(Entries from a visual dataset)
★ ★ ★ ★

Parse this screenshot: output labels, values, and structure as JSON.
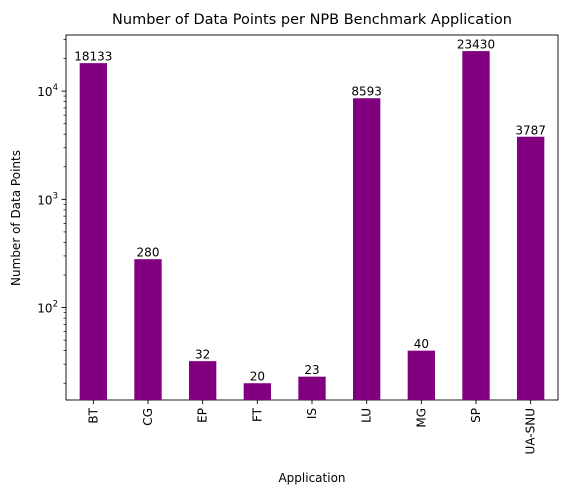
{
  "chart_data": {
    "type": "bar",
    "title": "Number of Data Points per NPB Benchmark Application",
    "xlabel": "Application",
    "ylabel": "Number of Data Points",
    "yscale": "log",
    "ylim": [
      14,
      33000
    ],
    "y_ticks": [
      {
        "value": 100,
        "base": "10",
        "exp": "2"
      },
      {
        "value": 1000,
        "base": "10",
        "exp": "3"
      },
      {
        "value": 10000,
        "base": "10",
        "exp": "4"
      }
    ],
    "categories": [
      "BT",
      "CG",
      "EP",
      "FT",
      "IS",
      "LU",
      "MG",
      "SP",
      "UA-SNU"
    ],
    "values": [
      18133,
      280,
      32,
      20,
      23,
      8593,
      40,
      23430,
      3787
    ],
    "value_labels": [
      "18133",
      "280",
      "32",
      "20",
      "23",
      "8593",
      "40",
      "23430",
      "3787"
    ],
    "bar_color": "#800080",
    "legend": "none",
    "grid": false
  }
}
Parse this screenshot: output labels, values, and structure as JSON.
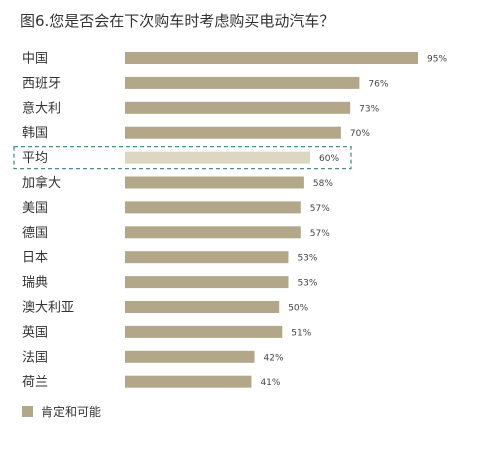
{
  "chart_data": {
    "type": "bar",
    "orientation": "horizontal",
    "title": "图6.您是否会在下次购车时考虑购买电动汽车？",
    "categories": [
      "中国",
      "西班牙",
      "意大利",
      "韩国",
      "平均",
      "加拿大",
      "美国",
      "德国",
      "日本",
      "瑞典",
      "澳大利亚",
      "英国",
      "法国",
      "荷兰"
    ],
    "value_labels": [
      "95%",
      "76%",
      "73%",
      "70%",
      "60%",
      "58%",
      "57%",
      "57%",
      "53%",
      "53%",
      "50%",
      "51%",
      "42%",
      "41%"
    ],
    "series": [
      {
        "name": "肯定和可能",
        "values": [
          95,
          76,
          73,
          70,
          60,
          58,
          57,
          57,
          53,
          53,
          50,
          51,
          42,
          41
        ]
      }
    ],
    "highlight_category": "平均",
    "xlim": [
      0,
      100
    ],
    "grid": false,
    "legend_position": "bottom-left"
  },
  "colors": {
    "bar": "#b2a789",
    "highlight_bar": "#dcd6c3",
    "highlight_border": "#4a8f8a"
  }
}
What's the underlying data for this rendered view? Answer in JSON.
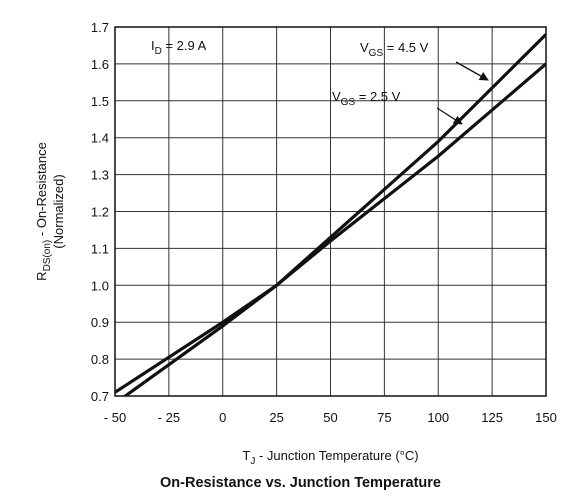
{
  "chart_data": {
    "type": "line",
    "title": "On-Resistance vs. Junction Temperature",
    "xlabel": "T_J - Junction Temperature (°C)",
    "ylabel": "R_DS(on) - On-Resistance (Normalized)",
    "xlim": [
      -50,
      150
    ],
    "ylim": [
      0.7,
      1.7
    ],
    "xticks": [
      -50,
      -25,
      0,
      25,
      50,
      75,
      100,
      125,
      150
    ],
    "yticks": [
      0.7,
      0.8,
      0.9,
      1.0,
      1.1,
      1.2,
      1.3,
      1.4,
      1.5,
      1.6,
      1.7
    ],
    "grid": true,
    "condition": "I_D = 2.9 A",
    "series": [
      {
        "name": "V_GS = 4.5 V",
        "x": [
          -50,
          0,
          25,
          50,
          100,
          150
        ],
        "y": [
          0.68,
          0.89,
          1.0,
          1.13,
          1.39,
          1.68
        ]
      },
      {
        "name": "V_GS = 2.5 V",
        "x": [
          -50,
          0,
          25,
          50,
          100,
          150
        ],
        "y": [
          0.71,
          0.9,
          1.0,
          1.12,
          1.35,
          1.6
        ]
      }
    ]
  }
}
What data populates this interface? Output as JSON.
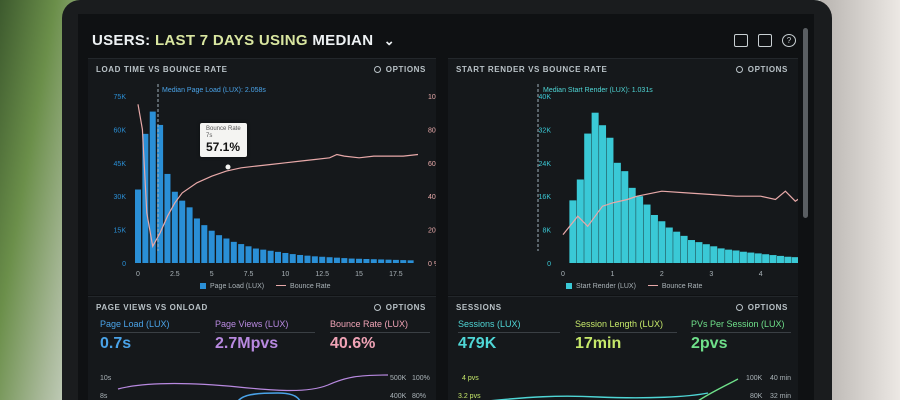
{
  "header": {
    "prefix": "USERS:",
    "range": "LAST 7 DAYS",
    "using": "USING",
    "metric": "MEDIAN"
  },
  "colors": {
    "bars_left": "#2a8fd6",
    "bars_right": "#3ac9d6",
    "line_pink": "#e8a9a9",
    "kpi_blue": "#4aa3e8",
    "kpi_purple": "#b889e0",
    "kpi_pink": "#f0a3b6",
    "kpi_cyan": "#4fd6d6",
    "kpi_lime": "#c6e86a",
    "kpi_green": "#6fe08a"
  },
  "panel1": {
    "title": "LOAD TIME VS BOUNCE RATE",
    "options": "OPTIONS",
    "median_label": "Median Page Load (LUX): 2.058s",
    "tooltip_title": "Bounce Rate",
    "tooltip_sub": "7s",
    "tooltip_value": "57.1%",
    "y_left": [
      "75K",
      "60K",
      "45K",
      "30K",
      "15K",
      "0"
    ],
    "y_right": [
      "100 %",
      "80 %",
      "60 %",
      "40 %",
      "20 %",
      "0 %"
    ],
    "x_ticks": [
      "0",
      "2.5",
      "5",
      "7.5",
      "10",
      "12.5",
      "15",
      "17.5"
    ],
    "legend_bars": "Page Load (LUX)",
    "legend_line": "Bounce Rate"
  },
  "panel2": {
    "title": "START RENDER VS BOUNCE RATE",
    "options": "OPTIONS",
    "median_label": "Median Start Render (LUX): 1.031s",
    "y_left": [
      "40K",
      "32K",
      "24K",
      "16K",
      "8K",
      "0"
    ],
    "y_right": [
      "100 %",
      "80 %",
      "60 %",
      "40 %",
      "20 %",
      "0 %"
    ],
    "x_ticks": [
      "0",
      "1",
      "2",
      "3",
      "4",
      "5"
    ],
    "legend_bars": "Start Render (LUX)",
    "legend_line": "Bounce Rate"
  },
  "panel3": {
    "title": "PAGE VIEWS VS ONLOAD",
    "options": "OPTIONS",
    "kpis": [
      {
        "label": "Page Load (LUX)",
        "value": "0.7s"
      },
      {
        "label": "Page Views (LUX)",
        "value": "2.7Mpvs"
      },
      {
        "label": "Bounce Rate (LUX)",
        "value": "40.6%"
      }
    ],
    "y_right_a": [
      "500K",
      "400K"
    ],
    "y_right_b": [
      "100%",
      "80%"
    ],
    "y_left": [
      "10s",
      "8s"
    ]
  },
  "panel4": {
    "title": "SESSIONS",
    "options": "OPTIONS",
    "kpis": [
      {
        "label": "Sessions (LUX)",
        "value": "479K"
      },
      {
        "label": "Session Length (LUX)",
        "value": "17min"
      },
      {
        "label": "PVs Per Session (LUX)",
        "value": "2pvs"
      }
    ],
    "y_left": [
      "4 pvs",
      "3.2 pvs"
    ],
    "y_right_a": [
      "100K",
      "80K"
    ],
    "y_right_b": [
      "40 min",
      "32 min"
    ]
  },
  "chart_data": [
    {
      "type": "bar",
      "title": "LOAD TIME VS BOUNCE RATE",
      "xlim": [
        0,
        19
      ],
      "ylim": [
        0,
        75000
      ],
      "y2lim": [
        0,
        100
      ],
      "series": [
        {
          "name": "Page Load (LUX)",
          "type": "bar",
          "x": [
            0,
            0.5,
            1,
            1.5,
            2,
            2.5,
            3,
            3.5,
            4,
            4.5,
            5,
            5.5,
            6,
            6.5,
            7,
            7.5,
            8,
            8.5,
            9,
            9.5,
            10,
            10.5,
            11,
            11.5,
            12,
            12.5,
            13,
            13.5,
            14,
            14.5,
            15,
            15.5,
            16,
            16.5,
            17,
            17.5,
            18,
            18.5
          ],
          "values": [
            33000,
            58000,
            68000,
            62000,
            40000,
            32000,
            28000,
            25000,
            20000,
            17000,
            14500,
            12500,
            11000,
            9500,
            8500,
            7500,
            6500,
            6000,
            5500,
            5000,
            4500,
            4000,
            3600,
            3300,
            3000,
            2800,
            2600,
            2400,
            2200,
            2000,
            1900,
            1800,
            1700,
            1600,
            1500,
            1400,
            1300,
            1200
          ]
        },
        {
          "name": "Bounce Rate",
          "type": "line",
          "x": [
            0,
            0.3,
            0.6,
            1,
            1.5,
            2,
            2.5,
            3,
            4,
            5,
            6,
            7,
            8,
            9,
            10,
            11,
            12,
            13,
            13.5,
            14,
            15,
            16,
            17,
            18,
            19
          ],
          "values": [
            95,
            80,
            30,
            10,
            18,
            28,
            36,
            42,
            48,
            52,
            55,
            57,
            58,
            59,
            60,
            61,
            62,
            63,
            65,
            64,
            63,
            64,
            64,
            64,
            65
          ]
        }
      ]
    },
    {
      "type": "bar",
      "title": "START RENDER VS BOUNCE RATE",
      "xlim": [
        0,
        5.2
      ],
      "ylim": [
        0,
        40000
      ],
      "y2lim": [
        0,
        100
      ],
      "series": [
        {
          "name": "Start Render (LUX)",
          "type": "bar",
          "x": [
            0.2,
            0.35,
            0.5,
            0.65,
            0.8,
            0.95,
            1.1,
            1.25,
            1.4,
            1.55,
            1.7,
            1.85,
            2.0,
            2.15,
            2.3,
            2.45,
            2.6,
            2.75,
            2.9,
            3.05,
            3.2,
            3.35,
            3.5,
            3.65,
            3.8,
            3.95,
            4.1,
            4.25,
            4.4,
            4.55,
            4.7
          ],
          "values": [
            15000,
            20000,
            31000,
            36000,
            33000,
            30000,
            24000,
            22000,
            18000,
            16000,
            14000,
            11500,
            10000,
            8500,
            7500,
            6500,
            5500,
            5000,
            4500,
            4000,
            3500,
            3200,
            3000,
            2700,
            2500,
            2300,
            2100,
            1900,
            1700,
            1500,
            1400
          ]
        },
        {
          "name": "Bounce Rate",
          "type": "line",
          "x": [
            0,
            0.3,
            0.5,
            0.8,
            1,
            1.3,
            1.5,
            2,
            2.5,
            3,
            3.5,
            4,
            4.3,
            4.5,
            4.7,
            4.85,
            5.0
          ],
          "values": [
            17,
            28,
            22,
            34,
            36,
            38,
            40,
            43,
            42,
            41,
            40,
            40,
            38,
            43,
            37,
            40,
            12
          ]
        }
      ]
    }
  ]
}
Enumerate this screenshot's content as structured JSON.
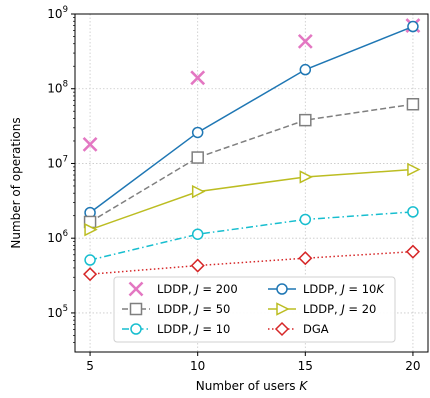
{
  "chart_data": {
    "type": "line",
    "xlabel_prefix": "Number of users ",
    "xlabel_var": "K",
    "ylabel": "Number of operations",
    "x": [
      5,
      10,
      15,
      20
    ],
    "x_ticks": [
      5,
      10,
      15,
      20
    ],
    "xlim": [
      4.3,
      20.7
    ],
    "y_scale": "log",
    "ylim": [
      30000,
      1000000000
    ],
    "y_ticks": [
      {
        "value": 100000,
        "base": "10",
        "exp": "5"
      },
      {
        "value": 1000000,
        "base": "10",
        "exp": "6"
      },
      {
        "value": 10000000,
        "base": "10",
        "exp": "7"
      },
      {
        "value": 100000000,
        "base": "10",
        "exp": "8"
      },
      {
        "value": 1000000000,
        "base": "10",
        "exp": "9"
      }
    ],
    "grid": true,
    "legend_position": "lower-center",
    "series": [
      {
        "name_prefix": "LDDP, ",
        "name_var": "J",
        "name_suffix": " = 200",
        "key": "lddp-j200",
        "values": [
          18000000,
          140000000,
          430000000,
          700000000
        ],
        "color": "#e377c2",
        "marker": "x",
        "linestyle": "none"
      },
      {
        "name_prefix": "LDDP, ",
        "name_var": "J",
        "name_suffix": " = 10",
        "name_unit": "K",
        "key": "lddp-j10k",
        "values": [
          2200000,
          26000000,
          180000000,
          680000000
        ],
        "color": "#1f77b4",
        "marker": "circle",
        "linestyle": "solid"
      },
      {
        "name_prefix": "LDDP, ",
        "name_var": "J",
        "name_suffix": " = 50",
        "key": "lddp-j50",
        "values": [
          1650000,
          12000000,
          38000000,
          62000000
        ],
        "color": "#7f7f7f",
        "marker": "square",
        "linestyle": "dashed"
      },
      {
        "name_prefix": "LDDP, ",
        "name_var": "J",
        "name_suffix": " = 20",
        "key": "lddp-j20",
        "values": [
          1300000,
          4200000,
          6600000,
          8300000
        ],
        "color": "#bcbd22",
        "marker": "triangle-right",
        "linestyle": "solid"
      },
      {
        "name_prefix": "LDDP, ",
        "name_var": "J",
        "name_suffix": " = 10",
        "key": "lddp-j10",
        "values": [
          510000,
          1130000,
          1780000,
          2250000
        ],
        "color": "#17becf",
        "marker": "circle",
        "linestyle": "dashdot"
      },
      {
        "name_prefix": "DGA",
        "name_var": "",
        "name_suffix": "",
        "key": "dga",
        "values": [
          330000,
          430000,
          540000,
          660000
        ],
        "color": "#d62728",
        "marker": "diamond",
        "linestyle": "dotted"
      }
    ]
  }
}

★ ★ ★ ★

**Task brief**
Find all the lines containing "What" in the material, then copy them.

**Exercise answer**
What's the underlying data for this rendered view? Answer in JSON.
What data populates this interface? Output as JSON.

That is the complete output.